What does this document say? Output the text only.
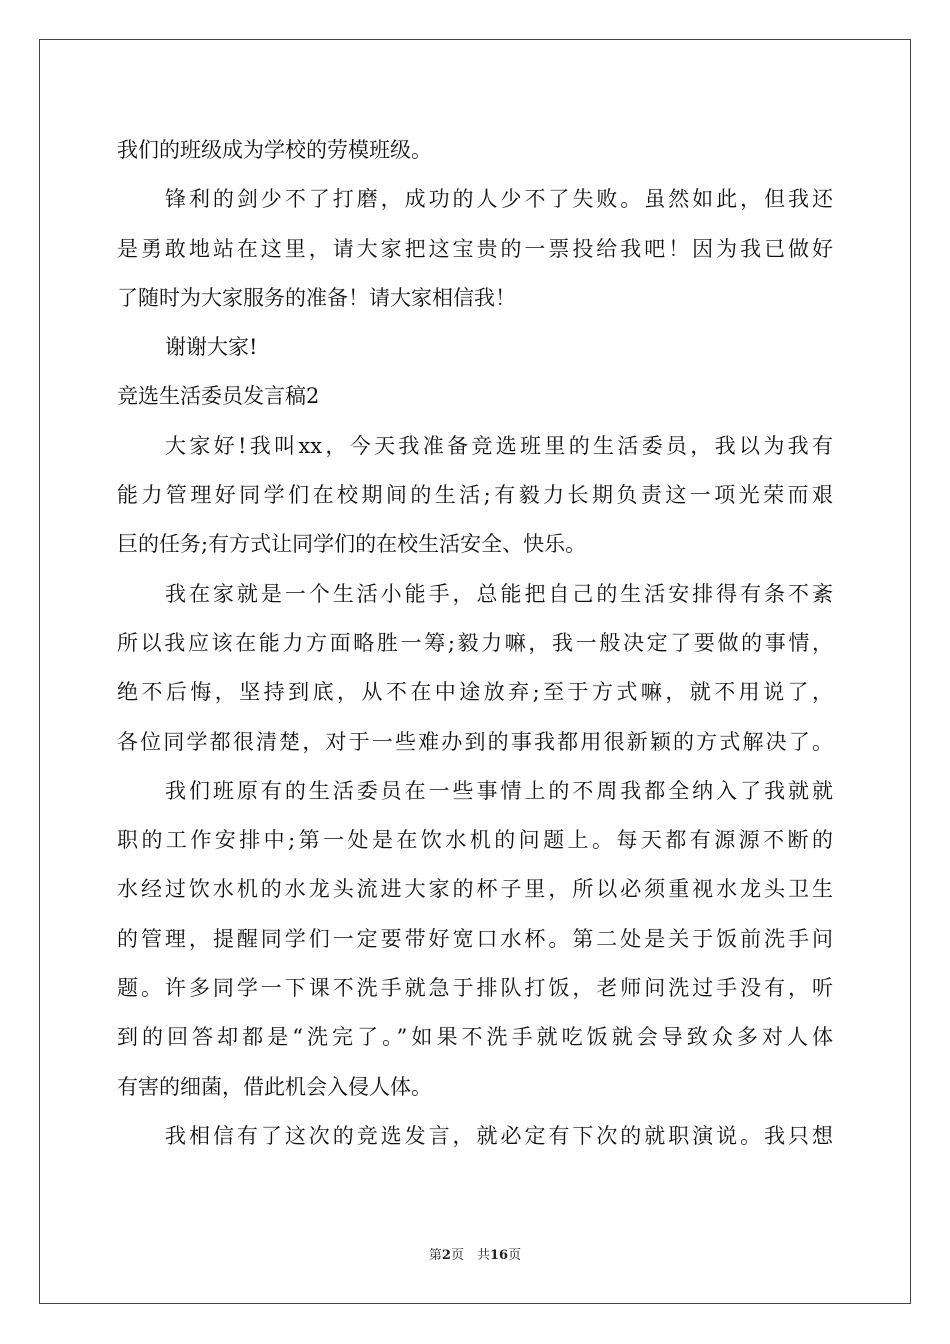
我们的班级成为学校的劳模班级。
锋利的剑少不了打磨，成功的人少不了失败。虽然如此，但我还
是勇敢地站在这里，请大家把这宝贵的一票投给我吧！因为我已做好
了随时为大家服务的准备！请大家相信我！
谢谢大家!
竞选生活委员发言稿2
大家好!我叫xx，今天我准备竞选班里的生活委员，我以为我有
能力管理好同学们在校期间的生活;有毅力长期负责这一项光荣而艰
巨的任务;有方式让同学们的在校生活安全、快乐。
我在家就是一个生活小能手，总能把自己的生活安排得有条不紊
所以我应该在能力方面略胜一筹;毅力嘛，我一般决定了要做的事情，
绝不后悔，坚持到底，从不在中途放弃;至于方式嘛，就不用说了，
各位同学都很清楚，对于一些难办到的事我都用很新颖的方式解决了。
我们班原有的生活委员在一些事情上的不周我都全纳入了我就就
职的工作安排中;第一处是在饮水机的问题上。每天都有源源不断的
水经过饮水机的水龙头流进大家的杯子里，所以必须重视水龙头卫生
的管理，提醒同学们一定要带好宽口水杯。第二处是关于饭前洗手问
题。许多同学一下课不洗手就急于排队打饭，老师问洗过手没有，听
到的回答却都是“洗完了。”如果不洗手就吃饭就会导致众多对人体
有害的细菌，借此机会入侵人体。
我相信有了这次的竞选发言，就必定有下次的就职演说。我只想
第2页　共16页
·····
**WRITTEN EXERCISE**
Copy the material above in full and exactly, skipping pictures.

**REPLY**
What does this document say? Output the text only.
我们的班级成为学校的劳模班级。
锋利的剑少不了打磨，成功的人少不了失败。虽然如此，但我还
是勇敢地站在这里，请大家把这宝贵的一票投给我吧！因为我已做好
了随时为大家服务的准备！请大家相信我！
谢谢大家!
竞选生活委员发言稿2
大家好!我叫xx，今天我准备竞选班里的生活委员，我以为我有
能力管理好同学们在校期间的生活;有毅力长期负责这一项光荣而艰
巨的任务;有方式让同学们的在校生活安全、快乐。
我在家就是一个生活小能手，总能把自己的生活安排得有条不紊
所以我应该在能力方面略胜一筹;毅力嘛，我一般决定了要做的事情，
绝不后悔，坚持到底，从不在中途放弃;至于方式嘛，就不用说了，
各位同学都很清楚，对于一些难办到的事我都用很新颖的方式解决了。
我们班原有的生活委员在一些事情上的不周我都全纳入了我就就
职的工作安排中;第一处是在饮水机的问题上。每天都有源源不断的
水经过饮水机的水龙头流进大家的杯子里，所以必须重视水龙头卫生
的管理，提醒同学们一定要带好宽口水杯。第二处是关于饭前洗手问
题。许多同学一下课不洗手就急于排队打饭，老师问洗过手没有，听
到的回答却都是“洗完了。”如果不洗手就吃饭就会导致众多对人体
有害的细菌，借此机会入侵人体。
我相信有了这次的竞选发言，就必定有下次的就职演说。我只想
第2页　共16页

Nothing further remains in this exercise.